Return all lines where the word "фундамента" can be found.
########
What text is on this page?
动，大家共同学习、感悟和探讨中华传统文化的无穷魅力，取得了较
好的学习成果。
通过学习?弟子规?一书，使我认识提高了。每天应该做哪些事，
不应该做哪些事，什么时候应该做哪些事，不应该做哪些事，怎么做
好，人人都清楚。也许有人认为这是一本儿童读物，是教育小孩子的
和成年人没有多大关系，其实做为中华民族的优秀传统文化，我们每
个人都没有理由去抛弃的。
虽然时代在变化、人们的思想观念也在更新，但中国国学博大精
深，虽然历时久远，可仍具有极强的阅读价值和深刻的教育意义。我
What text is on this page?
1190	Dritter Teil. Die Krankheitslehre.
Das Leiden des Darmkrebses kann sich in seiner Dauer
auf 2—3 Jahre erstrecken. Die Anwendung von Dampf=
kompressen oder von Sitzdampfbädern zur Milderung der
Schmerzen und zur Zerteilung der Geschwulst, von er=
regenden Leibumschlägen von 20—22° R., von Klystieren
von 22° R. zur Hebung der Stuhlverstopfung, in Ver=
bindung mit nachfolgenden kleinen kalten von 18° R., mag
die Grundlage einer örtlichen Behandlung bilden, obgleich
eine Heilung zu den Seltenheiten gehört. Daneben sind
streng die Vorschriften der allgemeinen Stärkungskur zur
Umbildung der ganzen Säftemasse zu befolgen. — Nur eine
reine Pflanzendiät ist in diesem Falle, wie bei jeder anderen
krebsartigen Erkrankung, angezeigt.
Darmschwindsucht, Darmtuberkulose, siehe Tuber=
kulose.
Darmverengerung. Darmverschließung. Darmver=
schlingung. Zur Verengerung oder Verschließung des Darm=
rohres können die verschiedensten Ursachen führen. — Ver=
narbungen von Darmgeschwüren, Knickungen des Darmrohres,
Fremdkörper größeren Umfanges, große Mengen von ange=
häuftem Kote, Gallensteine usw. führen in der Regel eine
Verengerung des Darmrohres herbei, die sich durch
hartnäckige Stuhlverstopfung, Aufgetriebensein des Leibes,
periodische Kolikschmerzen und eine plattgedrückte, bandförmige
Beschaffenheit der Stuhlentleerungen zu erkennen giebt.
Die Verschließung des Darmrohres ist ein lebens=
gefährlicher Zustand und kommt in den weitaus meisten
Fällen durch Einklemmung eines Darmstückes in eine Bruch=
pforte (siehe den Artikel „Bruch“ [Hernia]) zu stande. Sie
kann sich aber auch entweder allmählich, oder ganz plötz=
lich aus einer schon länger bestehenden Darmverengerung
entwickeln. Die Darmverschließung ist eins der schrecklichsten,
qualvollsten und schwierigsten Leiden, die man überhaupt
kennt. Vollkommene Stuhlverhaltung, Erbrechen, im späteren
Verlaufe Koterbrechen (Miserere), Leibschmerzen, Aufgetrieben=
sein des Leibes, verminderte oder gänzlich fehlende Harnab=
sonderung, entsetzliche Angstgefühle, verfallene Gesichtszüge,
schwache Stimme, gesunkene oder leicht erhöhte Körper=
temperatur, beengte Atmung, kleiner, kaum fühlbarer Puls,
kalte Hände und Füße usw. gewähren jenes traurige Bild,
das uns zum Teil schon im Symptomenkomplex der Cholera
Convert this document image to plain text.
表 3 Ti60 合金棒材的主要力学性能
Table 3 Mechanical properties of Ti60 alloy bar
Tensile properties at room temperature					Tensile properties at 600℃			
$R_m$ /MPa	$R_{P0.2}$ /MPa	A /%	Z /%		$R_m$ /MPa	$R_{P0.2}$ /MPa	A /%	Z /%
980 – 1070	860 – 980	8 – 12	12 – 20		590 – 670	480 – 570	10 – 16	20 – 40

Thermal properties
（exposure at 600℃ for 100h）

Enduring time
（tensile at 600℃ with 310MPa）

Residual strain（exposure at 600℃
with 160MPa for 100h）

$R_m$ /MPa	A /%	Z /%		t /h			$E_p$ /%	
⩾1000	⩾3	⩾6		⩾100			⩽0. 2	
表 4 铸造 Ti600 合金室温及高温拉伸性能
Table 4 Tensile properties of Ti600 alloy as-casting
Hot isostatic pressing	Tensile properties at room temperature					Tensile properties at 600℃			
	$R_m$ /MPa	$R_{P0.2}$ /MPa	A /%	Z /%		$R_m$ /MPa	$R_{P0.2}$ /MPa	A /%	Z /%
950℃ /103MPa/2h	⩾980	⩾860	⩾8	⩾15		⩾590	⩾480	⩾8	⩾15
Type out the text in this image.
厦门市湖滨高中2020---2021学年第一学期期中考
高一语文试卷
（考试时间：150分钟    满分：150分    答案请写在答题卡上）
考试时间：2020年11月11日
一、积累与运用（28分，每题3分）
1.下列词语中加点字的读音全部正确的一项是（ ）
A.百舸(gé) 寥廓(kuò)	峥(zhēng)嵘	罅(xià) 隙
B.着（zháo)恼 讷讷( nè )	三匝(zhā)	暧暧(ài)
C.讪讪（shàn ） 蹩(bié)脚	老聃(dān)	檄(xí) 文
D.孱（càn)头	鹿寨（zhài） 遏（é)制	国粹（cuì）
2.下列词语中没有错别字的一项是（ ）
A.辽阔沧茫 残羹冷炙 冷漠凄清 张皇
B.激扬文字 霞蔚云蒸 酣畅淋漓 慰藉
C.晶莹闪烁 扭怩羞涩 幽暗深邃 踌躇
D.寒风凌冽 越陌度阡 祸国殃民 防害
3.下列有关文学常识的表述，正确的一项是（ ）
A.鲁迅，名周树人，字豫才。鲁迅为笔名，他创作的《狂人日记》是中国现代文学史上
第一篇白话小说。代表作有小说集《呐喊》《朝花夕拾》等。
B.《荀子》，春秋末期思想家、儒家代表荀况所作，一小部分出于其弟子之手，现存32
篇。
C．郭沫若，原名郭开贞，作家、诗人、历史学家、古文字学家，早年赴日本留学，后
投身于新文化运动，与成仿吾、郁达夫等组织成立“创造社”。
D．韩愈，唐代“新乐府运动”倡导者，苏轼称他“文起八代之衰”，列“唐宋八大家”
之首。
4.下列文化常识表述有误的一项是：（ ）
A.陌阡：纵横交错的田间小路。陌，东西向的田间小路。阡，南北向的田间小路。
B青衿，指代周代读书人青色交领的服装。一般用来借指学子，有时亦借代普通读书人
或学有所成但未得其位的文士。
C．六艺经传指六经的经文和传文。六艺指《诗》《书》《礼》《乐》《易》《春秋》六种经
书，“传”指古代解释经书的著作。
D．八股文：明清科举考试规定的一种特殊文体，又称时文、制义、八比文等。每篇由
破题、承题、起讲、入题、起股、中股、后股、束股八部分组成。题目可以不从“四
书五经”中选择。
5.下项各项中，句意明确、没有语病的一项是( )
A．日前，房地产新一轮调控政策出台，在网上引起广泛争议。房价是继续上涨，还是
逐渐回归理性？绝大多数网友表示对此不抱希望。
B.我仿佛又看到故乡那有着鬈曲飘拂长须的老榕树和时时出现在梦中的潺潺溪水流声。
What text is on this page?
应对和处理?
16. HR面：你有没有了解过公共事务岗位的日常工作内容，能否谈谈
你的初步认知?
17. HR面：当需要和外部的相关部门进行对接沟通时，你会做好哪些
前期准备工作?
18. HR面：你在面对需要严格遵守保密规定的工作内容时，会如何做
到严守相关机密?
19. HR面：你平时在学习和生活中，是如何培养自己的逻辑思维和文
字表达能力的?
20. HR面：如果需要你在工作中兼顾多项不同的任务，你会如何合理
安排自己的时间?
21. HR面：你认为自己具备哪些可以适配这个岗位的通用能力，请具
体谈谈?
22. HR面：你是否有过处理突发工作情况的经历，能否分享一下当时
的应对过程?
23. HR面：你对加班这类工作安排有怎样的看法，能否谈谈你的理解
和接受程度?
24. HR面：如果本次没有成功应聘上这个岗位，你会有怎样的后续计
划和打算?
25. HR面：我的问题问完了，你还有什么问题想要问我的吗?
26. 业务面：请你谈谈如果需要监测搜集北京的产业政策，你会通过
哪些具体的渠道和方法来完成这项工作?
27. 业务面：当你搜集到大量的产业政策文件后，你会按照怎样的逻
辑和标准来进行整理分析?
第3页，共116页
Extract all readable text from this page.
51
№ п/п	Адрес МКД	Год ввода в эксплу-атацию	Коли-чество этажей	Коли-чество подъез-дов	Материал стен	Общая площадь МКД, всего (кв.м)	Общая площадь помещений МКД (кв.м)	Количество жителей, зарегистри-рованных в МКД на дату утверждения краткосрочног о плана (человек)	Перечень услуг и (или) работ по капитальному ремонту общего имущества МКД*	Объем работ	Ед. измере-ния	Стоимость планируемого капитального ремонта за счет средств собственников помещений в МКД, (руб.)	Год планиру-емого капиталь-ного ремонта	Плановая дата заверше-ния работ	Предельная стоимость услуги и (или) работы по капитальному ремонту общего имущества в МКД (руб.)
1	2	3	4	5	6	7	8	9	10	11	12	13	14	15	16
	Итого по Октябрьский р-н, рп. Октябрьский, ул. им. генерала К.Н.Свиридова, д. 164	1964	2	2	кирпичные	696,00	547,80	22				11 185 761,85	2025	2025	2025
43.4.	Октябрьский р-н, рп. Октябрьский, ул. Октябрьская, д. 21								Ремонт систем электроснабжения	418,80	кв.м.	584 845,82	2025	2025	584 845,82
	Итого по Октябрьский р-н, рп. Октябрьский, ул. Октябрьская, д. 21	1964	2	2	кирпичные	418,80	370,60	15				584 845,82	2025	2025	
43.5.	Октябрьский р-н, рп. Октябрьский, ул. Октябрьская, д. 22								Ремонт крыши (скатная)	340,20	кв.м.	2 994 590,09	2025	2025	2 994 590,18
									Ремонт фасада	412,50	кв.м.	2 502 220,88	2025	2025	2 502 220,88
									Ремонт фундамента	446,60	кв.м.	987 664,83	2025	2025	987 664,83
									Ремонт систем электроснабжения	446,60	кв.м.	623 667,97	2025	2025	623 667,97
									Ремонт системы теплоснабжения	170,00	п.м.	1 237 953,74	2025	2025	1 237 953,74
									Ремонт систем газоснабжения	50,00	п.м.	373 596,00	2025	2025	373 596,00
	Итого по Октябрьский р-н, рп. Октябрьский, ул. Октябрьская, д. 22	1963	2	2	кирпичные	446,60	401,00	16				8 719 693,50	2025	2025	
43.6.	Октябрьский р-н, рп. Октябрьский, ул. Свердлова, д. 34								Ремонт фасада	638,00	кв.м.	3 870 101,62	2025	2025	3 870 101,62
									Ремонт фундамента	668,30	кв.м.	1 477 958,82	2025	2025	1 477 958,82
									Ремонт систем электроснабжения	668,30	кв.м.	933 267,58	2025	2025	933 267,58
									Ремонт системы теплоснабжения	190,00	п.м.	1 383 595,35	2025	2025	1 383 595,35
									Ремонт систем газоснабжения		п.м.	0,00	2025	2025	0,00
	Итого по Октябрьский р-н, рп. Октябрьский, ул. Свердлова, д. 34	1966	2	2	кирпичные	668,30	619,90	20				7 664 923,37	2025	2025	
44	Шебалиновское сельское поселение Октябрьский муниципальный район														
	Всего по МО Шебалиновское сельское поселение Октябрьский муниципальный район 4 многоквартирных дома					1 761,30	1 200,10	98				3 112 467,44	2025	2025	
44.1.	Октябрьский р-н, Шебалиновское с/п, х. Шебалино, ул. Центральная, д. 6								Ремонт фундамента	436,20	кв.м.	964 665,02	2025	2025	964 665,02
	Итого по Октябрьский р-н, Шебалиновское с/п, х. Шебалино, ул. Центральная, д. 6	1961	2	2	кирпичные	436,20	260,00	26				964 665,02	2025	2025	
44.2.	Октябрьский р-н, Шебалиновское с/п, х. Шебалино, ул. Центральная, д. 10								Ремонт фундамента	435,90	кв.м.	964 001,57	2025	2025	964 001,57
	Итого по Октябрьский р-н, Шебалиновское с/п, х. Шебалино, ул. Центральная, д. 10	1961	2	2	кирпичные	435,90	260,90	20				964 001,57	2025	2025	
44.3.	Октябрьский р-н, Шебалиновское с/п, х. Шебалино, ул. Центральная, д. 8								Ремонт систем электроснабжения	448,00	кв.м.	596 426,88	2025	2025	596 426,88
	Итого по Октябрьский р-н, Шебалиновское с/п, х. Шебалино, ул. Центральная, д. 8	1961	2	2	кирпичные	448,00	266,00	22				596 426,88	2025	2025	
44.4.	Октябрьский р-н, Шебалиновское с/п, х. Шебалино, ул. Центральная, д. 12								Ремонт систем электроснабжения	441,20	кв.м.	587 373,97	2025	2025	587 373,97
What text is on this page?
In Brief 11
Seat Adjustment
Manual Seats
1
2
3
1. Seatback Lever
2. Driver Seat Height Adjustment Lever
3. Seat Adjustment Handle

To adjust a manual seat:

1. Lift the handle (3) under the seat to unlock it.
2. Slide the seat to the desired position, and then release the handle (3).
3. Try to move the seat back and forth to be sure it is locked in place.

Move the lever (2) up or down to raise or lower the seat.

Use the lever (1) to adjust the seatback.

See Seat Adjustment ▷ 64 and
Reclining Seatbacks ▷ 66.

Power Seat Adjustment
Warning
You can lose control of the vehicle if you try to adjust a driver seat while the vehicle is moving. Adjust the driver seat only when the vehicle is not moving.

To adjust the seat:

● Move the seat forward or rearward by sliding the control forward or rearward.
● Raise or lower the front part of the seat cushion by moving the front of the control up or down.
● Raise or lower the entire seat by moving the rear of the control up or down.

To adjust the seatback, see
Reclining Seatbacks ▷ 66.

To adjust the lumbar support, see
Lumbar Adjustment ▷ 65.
########
EXERCISE RESULT:
									Ремонт фундамента	446,60	кв.м.	987 664,83	2025	2025	987 664,83
									Ремонт фундамента	668,30	кв.м.	1 477 958,82	2025	2025	1 477 958,82
44.1.	Октябрьский р-н, Шебалиновское с/п, х. Шебалино, ул. Центральная, д. 6								Ремонт фундамента	436,20	кв.м.	964 665,02	2025	2025	964 665,02
44.2.	Октябрьский р-н, Шебалиновское с/п, х. Шебалино, ул. Центральная, д. 10								Ремонт фундамента	435,90	кв.м.	964 001,57	2025	2025	964 001,57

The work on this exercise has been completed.